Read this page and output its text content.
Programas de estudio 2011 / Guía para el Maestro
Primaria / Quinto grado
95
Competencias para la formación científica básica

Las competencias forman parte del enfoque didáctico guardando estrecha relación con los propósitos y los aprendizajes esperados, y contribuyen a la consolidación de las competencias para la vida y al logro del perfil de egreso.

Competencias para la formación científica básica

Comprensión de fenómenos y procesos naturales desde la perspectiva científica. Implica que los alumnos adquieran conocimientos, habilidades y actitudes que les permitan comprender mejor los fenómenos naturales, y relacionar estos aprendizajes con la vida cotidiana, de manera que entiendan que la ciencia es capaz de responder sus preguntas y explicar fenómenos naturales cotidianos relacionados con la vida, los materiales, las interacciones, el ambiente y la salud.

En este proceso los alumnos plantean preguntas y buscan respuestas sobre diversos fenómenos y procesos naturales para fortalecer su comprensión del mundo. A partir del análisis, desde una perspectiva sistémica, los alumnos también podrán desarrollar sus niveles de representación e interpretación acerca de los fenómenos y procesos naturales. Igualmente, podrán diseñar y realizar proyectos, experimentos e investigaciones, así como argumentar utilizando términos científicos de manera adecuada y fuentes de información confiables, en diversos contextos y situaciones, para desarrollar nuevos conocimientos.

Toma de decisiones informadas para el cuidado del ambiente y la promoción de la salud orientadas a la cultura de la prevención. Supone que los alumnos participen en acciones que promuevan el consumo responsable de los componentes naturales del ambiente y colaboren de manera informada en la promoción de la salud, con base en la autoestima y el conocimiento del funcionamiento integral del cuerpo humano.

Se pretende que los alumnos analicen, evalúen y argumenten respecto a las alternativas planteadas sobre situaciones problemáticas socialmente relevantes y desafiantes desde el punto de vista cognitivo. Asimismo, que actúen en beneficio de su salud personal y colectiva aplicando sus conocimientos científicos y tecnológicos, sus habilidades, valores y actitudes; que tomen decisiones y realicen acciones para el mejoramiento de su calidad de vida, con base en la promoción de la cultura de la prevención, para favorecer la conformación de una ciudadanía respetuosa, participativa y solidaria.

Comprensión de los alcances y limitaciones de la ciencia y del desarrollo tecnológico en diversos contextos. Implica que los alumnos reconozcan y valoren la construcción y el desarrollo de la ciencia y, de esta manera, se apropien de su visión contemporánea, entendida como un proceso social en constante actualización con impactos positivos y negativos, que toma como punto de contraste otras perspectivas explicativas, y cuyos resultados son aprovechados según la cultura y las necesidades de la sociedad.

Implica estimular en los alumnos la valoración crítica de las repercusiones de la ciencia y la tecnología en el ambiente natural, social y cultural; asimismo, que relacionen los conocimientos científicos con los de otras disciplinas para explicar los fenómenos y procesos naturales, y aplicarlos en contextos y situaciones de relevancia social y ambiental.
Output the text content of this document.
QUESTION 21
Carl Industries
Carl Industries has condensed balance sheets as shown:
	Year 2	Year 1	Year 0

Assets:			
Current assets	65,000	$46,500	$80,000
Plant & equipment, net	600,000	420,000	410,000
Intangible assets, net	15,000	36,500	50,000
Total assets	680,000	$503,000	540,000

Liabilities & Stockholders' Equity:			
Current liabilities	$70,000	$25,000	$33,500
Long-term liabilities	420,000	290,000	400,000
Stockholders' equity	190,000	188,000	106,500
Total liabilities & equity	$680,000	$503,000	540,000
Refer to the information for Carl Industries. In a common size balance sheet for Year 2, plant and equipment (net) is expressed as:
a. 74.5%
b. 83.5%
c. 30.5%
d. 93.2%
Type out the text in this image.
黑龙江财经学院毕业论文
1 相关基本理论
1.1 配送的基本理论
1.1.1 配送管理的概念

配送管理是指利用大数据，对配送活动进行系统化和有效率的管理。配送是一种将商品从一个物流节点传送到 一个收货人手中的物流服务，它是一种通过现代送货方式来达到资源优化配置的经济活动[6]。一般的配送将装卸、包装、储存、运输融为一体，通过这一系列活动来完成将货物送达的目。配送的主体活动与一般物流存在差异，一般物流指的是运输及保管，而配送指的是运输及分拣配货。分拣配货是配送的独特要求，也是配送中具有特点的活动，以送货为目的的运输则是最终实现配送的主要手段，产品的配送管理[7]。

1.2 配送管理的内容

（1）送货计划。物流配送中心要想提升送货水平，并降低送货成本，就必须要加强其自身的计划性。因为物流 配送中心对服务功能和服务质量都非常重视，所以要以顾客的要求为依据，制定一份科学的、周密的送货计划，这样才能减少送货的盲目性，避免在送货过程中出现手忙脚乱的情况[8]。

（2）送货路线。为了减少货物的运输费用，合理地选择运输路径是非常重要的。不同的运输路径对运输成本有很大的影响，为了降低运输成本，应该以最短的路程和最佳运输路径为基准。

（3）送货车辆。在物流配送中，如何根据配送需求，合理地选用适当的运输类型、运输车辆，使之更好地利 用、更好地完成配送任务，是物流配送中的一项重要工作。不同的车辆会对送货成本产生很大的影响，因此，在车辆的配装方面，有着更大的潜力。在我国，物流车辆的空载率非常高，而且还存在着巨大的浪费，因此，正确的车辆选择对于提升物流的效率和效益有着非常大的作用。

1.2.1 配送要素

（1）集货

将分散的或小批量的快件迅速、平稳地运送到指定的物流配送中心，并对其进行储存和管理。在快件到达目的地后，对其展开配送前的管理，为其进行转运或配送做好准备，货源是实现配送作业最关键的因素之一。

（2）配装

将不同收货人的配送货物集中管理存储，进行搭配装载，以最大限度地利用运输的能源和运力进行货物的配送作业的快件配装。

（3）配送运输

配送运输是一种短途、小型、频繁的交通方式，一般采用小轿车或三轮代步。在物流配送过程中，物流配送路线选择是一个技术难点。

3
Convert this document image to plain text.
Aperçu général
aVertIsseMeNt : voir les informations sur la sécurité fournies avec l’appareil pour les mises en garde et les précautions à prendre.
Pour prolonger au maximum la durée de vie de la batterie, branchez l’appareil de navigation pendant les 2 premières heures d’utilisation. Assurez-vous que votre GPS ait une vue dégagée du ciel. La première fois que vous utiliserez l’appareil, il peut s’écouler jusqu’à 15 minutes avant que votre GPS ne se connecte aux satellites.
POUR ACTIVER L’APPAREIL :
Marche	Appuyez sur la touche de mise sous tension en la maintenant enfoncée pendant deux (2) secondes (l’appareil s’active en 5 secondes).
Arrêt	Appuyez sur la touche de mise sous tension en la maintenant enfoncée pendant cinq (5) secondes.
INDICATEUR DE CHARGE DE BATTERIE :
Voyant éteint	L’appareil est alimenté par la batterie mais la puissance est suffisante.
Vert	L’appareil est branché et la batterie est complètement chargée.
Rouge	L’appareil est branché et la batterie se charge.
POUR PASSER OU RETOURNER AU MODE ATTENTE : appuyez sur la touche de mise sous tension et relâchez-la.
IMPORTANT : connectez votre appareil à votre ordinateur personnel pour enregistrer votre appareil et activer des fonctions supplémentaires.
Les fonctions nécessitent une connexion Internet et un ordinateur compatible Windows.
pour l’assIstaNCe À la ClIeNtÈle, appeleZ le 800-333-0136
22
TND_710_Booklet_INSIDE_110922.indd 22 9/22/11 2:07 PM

§ **OBJECTIVE**:
Give the data again, exactly as it stands.

§ **RESULT BELOW**:
Read this page and output its text content.
Programas de estudio 2011 / Guía para el Maestro
Primaria / Quinto grado
95
Competencias para la formación científica básica

Las competencias forman parte del enfoque didáctico guardando estrecha relación con los propósitos y los aprendizajes esperados, y contribuyen a la consolidación de las competencias para la vida y al logro del perfil de egreso.

Competencias para la formación científica básica

Comprensión de fenómenos y procesos naturales desde la perspectiva científica. Implica que los alumnos adquieran conocimientos, habilidades y actitudes que les permitan comprender mejor los fenómenos naturales, y relacionar estos aprendizajes con la vida cotidiana, de manera que entiendan que la ciencia es capaz de responder sus preguntas y explicar fenómenos naturales cotidianos relacionados con la vida, los materiales, las interacciones, el ambiente y la salud.

En este proceso los alumnos plantean preguntas y buscan respuestas sobre diversos fenómenos y procesos naturales para fortalecer su comprensión del mundo. A partir del análisis, desde una perspectiva sistémica, los alumnos también podrán desarrollar sus niveles de representación e interpretación acerca de los fenómenos y procesos naturales. Igualmente, podrán diseñar y realizar proyectos, experimentos e investigaciones, así como argumentar utilizando términos científicos de manera adecuada y fuentes de información confiables, en diversos contextos y situaciones, para desarrollar nuevos conocimientos.

Toma de decisiones informadas para el cuidado del ambiente y la promoción de la salud orientadas a la cultura de la prevención. Supone que los alumnos participen en acciones que promuevan el consumo responsable de los componentes naturales del ambiente y colaboren de manera informada en la promoción de la salud, con base en la autoestima y el conocimiento del funcionamiento integral del cuerpo humano.

Se pretende que los alumnos analicen, evalúen y argumenten respecto a las alternativas planteadas sobre situaciones problemáticas socialmente relevantes y desafiantes desde el punto de vista cognitivo. Asimismo, que actúen en beneficio de su salud personal y colectiva aplicando sus conocimientos científicos y tecnológicos, sus habilidades, valores y actitudes; que tomen decisiones y realicen acciones para el mejoramiento de su calidad de vida, con base en la promoción de la cultura de la prevención, para favorecer la conformación de una ciudadanía respetuosa, participativa y solidaria.

Comprensión de los alcances y limitaciones de la ciencia y del desarrollo tecnológico en diversos contextos. Implica que los alumnos reconozcan y valoren la construcción y el desarrollo de la ciencia y, de esta manera, se apropien de su visión contemporánea, entendida como un proceso social en constante actualización con impactos positivos y negativos, que toma como punto de contraste otras perspectivas explicativas, y cuyos resultados son aprovechados según la cultura y las necesidades de la sociedad.

Implica estimular en los alumnos la valoración crítica de las repercusiones de la ciencia y la tecnología en el ambiente natural, social y cultural; asimismo, que relacionen los conocimientos científicos con los de otras disciplinas para explicar los fenómenos y procesos naturales, y aplicarlos en contextos y situaciones de relevancia social y ambiental.
Output the text content of this document.
QUESTION 21
Carl Industries
Carl Industries has condensed balance sheets as shown:
	Year 2	Year 1	Year 0

Assets:			
Current assets	65,000	$46,500	$80,000
Plant & equipment, net	600,000	420,000	410,000
Intangible assets, net	15,000	36,500	50,000
Total assets	680,000	$503,000	540,000

Liabilities & Stockholders' Equity:			
Current liabilities	$70,000	$25,000	$33,500
Long-term liabilities	420,000	290,000	400,000
Stockholders' equity	190,000	188,000	106,500
Total liabilities & equity	$680,000	$503,000	540,000
Refer to the information for Carl Industries. In a common size balance sheet for Year 2, plant and equipment (net) is expressed as:
a. 74.5%
b. 83.5%
c. 30.5%
d. 93.2%
Type out the text in this image.
黑龙江财经学院毕业论文
1 相关基本理论
1.1 配送的基本理论
1.1.1 配送管理的概念

配送管理是指利用大数据，对配送活动进行系统化和有效率的管理。配送是一种将商品从一个物流节点传送到 一个收货人手中的物流服务，它是一种通过现代送货方式来达到资源优化配置的经济活动[6]。一般的配送将装卸、包装、储存、运输融为一体，通过这一系列活动来完成将货物送达的目。配送的主体活动与一般物流存在差异，一般物流指的是运输及保管，而配送指的是运输及分拣配货。分拣配货是配送的独特要求，也是配送中具有特点的活动，以送货为目的的运输则是最终实现配送的主要手段，产品的配送管理[7]。

1.2 配送管理的内容

（1）送货计划。物流配送中心要想提升送货水平，并降低送货成本，就必须要加强其自身的计划性。因为物流 配送中心对服务功能和服务质量都非常重视，所以要以顾客的要求为依据，制定一份科学的、周密的送货计划，这样才能减少送货的盲目性，避免在送货过程中出现手忙脚乱的情况[8]。

（2）送货路线。为了减少货物的运输费用，合理地选择运输路径是非常重要的。不同的运输路径对运输成本有很大的影响，为了降低运输成本，应该以最短的路程和最佳运输路径为基准。

（3）送货车辆。在物流配送中，如何根据配送需求，合理地选用适当的运输类型、运输车辆，使之更好地利 用、更好地完成配送任务，是物流配送中的一项重要工作。不同的车辆会对送货成本产生很大的影响，因此，在车辆的配装方面，有着更大的潜力。在我国，物流车辆的空载率非常高，而且还存在着巨大的浪费，因此，正确的车辆选择对于提升物流的效率和效益有着非常大的作用。

1.2.1 配送要素

（1）集货

将分散的或小批量的快件迅速、平稳地运送到指定的物流配送中心，并对其进行储存和管理。在快件到达目的地后，对其展开配送前的管理，为其进行转运或配送做好准备，货源是实现配送作业最关键的因素之一。

（2）配装

将不同收货人的配送货物集中管理存储，进行搭配装载，以最大限度地利用运输的能源和运力进行货物的配送作业的快件配装。

（3）配送运输

配送运输是一种短途、小型、频繁的交通方式，一般采用小轿车或三轮代步。在物流配送过程中，物流配送路线选择是一个技术难点。

3
Convert this document image to plain text.
Aperçu général
aVertIsseMeNt : voir les informations sur la sécurité fournies avec l’appareil pour les mises en garde et les précautions à prendre.
Pour prolonger au maximum la durée de vie de la batterie, branchez l’appareil de navigation pendant les 2 premières heures d’utilisation. Assurez-vous que votre GPS ait une vue dégagée du ciel. La première fois que vous utiliserez l’appareil, il peut s’écouler jusqu’à 15 minutes avant que votre GPS ne se connecte aux satellites.
POUR ACTIVER L’APPAREIL :
Marche	Appuyez sur la touche de mise sous tension en la maintenant enfoncée pendant deux (2) secondes (l’appareil s’active en 5 secondes).
Arrêt	Appuyez sur la touche de mise sous tension en la maintenant enfoncée pendant cinq (5) secondes.
INDICATEUR DE CHARGE DE BATTERIE :
Voyant éteint	L’appareil est alimenté par la batterie mais la puissance est suffisante.
Vert	L’appareil est branché et la batterie est complètement chargée.
Rouge	L’appareil est branché et la batterie se charge.
POUR PASSER OU RETOURNER AU MODE ATTENTE : appuyez sur la touche de mise sous tension et relâchez-la.
IMPORTANT : connectez votre appareil à votre ordinateur personnel pour enregistrer votre appareil et activer des fonctions supplémentaires.
Les fonctions nécessitent une connexion Internet et un ordinateur compatible Windows.
pour l’assIstaNCe À la ClIeNtÈle, appeleZ le 800-333-0136
22
TND_710_Booklet_INSIDE_110922.indd 22 9/22/11 2:07 PM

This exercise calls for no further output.